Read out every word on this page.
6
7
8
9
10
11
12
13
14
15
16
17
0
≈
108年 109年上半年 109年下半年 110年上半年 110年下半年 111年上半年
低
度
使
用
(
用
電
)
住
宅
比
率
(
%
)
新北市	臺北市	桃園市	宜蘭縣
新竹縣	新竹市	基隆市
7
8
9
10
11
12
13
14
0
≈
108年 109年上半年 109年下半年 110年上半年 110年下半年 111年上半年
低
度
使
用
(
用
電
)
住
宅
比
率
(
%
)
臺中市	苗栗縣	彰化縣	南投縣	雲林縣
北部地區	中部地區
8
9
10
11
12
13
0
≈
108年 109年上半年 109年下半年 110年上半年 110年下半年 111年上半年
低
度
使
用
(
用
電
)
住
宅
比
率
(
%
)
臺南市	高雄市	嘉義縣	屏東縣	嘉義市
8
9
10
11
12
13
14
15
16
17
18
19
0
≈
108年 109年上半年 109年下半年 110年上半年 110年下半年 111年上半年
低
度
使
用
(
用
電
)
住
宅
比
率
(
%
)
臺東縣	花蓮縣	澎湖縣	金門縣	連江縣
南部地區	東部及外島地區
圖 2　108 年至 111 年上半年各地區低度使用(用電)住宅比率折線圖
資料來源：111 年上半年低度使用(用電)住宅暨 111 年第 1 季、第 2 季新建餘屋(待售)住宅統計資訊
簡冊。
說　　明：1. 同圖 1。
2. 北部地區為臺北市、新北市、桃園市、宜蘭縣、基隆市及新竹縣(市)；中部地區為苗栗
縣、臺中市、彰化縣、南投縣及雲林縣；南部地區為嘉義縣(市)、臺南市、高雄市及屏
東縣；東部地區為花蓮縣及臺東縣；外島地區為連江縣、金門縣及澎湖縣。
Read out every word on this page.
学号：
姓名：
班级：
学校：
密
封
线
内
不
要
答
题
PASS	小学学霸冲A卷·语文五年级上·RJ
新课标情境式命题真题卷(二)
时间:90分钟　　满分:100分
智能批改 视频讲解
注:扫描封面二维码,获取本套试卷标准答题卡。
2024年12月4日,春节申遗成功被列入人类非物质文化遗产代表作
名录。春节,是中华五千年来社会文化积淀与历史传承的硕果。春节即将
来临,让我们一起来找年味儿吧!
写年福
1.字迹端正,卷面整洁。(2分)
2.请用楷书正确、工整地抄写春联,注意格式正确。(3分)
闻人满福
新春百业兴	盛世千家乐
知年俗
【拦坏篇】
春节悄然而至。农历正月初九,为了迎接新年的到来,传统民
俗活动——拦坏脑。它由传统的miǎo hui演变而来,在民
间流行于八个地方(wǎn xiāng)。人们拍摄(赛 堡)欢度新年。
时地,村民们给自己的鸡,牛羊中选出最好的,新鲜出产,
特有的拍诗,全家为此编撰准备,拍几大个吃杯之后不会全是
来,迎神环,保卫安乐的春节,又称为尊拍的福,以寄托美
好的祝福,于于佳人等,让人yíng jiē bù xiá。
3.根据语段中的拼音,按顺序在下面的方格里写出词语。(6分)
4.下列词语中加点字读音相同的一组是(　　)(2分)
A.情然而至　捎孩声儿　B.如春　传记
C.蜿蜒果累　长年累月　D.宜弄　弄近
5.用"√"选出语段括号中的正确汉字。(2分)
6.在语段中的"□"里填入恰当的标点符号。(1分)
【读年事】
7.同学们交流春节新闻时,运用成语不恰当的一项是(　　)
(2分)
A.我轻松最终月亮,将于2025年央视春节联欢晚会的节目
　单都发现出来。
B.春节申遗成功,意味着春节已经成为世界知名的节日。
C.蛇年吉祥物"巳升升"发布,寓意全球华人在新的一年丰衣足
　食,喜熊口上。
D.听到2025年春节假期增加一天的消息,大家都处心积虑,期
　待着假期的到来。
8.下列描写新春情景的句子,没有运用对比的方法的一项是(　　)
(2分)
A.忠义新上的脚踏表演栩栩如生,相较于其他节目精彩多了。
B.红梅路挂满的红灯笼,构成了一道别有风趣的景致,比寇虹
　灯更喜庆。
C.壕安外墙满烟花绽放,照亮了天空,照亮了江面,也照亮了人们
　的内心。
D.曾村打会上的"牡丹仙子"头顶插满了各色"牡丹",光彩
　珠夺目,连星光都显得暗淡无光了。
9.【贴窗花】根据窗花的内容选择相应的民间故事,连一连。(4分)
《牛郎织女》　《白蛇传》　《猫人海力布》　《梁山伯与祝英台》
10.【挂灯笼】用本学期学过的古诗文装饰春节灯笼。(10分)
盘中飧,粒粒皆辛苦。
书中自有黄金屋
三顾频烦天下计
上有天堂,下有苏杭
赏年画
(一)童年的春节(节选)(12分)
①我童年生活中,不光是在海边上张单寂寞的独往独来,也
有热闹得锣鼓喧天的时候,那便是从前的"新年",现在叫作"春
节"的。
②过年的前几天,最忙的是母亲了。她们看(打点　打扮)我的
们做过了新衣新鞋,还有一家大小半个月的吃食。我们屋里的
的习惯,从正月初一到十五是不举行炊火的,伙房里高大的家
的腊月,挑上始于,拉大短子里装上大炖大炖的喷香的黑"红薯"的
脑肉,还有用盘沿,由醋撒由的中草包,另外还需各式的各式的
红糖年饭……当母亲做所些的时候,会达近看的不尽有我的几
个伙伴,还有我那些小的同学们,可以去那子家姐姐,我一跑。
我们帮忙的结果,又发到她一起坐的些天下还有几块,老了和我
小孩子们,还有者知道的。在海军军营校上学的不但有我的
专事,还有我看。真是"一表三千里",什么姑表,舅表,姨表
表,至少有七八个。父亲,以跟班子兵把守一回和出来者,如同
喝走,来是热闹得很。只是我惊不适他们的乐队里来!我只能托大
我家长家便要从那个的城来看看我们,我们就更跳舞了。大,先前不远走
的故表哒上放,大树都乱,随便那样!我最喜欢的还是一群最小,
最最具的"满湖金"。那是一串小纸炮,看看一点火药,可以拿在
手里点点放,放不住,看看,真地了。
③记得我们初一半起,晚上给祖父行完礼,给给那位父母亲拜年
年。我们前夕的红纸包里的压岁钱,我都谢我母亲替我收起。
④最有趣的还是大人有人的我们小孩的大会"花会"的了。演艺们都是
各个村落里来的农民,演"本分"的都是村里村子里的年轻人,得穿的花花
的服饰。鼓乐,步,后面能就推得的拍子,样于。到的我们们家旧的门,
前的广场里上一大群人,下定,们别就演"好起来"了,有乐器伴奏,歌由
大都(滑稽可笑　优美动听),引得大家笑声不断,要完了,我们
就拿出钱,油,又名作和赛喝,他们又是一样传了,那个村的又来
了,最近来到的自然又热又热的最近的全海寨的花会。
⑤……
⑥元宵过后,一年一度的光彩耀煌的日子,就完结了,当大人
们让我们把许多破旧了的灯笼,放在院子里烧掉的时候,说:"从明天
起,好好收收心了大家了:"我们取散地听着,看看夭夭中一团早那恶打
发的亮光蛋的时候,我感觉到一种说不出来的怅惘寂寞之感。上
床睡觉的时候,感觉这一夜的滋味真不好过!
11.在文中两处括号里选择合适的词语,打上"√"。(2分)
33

----------------

- _AIM OF THE EXERCISE_
Return each line of the data exactly as written above.

- _RESULT OF THE TASK_
Read out every word on this page.
6
7
8
9
10
11
12
13
14
15
16
17
0
≈
108年 109年上半年 109年下半年 110年上半年 110年下半年 111年上半年
低
度
使
用
(
用
電
)
住
宅
比
率
(
%
)
新北市	臺北市	桃園市	宜蘭縣
新竹縣	新竹市	基隆市
7
8
9
10
11
12
13
14
0
≈
108年 109年上半年 109年下半年 110年上半年 110年下半年 111年上半年
低
度
使
用
(
用
電
)
住
宅
比
率
(
%
)
臺中市	苗栗縣	彰化縣	南投縣	雲林縣
北部地區	中部地區
8
9
10
11
12
13
0
≈
108年 109年上半年 109年下半年 110年上半年 110年下半年 111年上半年
低
度
使
用
(
用
電
)
住
宅
比
率
(
%
)
臺南市	高雄市	嘉義縣	屏東縣	嘉義市
8
9
10
11
12
13
14
15
16
17
18
19
0
≈
108年 109年上半年 109年下半年 110年上半年 110年下半年 111年上半年
低
度
使
用
(
用
電
)
住
宅
比
率
(
%
)
臺東縣	花蓮縣	澎湖縣	金門縣	連江縣
南部地區	東部及外島地區
圖 2　108 年至 111 年上半年各地區低度使用(用電)住宅比率折線圖
資料來源：111 年上半年低度使用(用電)住宅暨 111 年第 1 季、第 2 季新建餘屋(待售)住宅統計資訊
簡冊。
說　　明：1. 同圖 1。
2. 北部地區為臺北市、新北市、桃園市、宜蘭縣、基隆市及新竹縣(市)；中部地區為苗栗
縣、臺中市、彰化縣、南投縣及雲林縣；南部地區為嘉義縣(市)、臺南市、高雄市及屏
東縣；東部地區為花蓮縣及臺東縣；外島地區為連江縣、金門縣及澎湖縣。
Read out every word on this page.
学号：
姓名：
班级：
学校：
密
封
线
内
不
要
答
题
PASS	小学学霸冲A卷·语文五年级上·RJ
新课标情境式命题真题卷(二)
时间:90分钟　　满分:100分
智能批改 视频讲解
注:扫描封面二维码,获取本套试卷标准答题卡。
2024年12月4日,春节申遗成功被列入人类非物质文化遗产代表作
名录。春节,是中华五千年来社会文化积淀与历史传承的硕果。春节即将
来临,让我们一起来找年味儿吧!
写年福
1.字迹端正,卷面整洁。(2分)
2.请用楷书正确、工整地抄写春联,注意格式正确。(3分)
闻人满福
新春百业兴	盛世千家乐
知年俗
【拦坏篇】
春节悄然而至。农历正月初九,为了迎接新年的到来,传统民
俗活动——拦坏脑。它由传统的miǎo hui演变而来,在民
间流行于八个地方(wǎn xiāng)。人们拍摄(赛 堡)欢度新年。
时地,村民们给自己的鸡,牛羊中选出最好的,新鲜出产,
特有的拍诗,全家为此编撰准备,拍几大个吃杯之后不会全是
来,迎神环,保卫安乐的春节,又称为尊拍的福,以寄托美
好的祝福,于于佳人等,让人yíng jiē bù xiá。
3.根据语段中的拼音,按顺序在下面的方格里写出词语。(6分)
4.下列词语中加点字读音相同的一组是(　　)(2分)
A.情然而至　捎孩声儿　B.如春　传记
C.蜿蜒果累　长年累月　D.宜弄　弄近
5.用"√"选出语段括号中的正确汉字。(2分)
6.在语段中的"□"里填入恰当的标点符号。(1分)
【读年事】
7.同学们交流春节新闻时,运用成语不恰当的一项是(　　)
(2分)
A.我轻松最终月亮,将于2025年央视春节联欢晚会的节目
　单都发现出来。
B.春节申遗成功,意味着春节已经成为世界知名的节日。
C.蛇年吉祥物"巳升升"发布,寓意全球华人在新的一年丰衣足
　食,喜熊口上。
D.听到2025年春节假期增加一天的消息,大家都处心积虑,期
　待着假期的到来。
8.下列描写新春情景的句子,没有运用对比的方法的一项是(　　)
(2分)
A.忠义新上的脚踏表演栩栩如生,相较于其他节目精彩多了。
B.红梅路挂满的红灯笼,构成了一道别有风趣的景致,比寇虹
　灯更喜庆。
C.壕安外墙满烟花绽放,照亮了天空,照亮了江面,也照亮了人们
　的内心。
D.曾村打会上的"牡丹仙子"头顶插满了各色"牡丹",光彩
　珠夺目,连星光都显得暗淡无光了。
9.【贴窗花】根据窗花的内容选择相应的民间故事,连一连。(4分)
《牛郎织女》　《白蛇传》　《猫人海力布》　《梁山伯与祝英台》
10.【挂灯笼】用本学期学过的古诗文装饰春节灯笼。(10分)
盘中飧,粒粒皆辛苦。
书中自有黄金屋
三顾频烦天下计
上有天堂,下有苏杭
赏年画
(一)童年的春节(节选)(12分)
①我童年生活中,不光是在海边上张单寂寞的独往独来,也
有热闹得锣鼓喧天的时候,那便是从前的"新年",现在叫作"春
节"的。
②过年的前几天,最忙的是母亲了。她们看(打点　打扮)我的
们做过了新衣新鞋,还有一家大小半个月的吃食。我们屋里的
的习惯,从正月初一到十五是不举行炊火的,伙房里高大的家
的腊月,挑上始于,拉大短子里装上大炖大炖的喷香的黑"红薯"的
脑肉,还有用盘沿,由醋撒由的中草包,另外还需各式的各式的
红糖年饭……当母亲做所些的时候,会达近看的不尽有我的几
个伙伴,还有我那些小的同学们,可以去那子家姐姐,我一跑。
我们帮忙的结果,又发到她一起坐的些天下还有几块,老了和我
小孩子们,还有者知道的。在海军军营校上学的不但有我的
专事,还有我看。真是"一表三千里",什么姑表,舅表,姨表
表,至少有七八个。父亲,以跟班子兵把守一回和出来者,如同
喝走,来是热闹得很。只是我惊不适他们的乐队里来!我只能托大
我家长家便要从那个的城来看看我们,我们就更跳舞了。大,先前不远走
的故表哒上放,大树都乱,随便那样!我最喜欢的还是一群最小,
最最具的"满湖金"。那是一串小纸炮,看看一点火药,可以拿在
手里点点放,放不住,看看,真地了。
③记得我们初一半起,晚上给祖父行完礼,给给那位父母亲拜年
年。我们前夕的红纸包里的压岁钱,我都谢我母亲替我收起。
④最有趣的还是大人有人的我们小孩的大会"花会"的了。演艺们都是
各个村落里来的农民,演"本分"的都是村里村子里的年轻人,得穿的花花
的服饰。鼓乐,步,后面能就推得的拍子,样于。到的我们们家旧的门,
前的广场里上一大群人,下定,们别就演"好起来"了,有乐器伴奏,歌由
大都(滑稽可笑　优美动听),引得大家笑声不断,要完了,我们
就拿出钱,油,又名作和赛喝,他们又是一样传了,那个村的又来
了,最近来到的自然又热又热的最近的全海寨的花会。
⑤……
⑥元宵过后,一年一度的光彩耀煌的日子,就完结了,当大人
们让我们把许多破旧了的灯笼,放在院子里烧掉的时候,说:"从明天
起,好好收收心了大家了:"我们取散地听着,看看夭夭中一团早那恶打
发的亮光蛋的时候,我感觉到一种说不出来的怅惘寂寞之感。上
床睡觉的时候,感觉这一夜的滋味真不好过!
11.在文中两处括号里选择合适的词语,打上"√"。(2分)
33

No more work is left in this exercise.